'''
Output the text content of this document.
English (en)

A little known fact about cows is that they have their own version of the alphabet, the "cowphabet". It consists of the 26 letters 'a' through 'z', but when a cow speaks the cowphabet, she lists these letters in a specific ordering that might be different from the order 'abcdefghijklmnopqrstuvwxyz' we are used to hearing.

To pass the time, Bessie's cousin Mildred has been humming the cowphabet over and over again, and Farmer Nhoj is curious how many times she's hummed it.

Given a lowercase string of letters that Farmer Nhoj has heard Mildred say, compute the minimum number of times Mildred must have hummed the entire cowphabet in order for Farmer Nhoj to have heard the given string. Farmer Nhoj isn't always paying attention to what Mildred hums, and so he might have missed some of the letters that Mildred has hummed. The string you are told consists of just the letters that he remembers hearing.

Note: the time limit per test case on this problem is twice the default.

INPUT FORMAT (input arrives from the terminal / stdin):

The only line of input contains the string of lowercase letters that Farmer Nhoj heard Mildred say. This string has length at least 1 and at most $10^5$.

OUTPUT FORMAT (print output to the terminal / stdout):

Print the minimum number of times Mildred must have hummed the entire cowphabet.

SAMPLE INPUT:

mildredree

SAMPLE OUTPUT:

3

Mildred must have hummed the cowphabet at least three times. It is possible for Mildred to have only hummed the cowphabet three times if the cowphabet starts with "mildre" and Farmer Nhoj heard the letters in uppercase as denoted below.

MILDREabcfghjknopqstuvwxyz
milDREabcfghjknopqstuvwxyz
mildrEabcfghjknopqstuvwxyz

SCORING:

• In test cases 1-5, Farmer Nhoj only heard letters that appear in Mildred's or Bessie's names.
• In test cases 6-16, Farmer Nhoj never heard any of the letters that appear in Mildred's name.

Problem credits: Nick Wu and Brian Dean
'''
• _YOUR INSTRUCTIONS_
For each line of the entries that includes "order", show that line.

• _SOLVED EXERCISE_
A little known fact about cows is that they have their own version of the alphabet, the "cowphabet". It consists of the 26 letters 'a' through 'z', but when a cow speaks the cowphabet, she lists these letters in a specific ordering that might be different from the order 'abcdefghijklmnopqrstuvwxyz' we are used to hearing.
Given a lowercase string of letters that Farmer Nhoj has heard Mildred say, compute the minimum number of times Mildred must have hummed the entire cowphabet in order for Farmer Nhoj to have heard the given string. Farmer Nhoj isn't always paying attention to what Mildred hums, and so he might have missed some of the letters that Mildred has hummed. The string you are told consists of just the letters that he remembers hearing.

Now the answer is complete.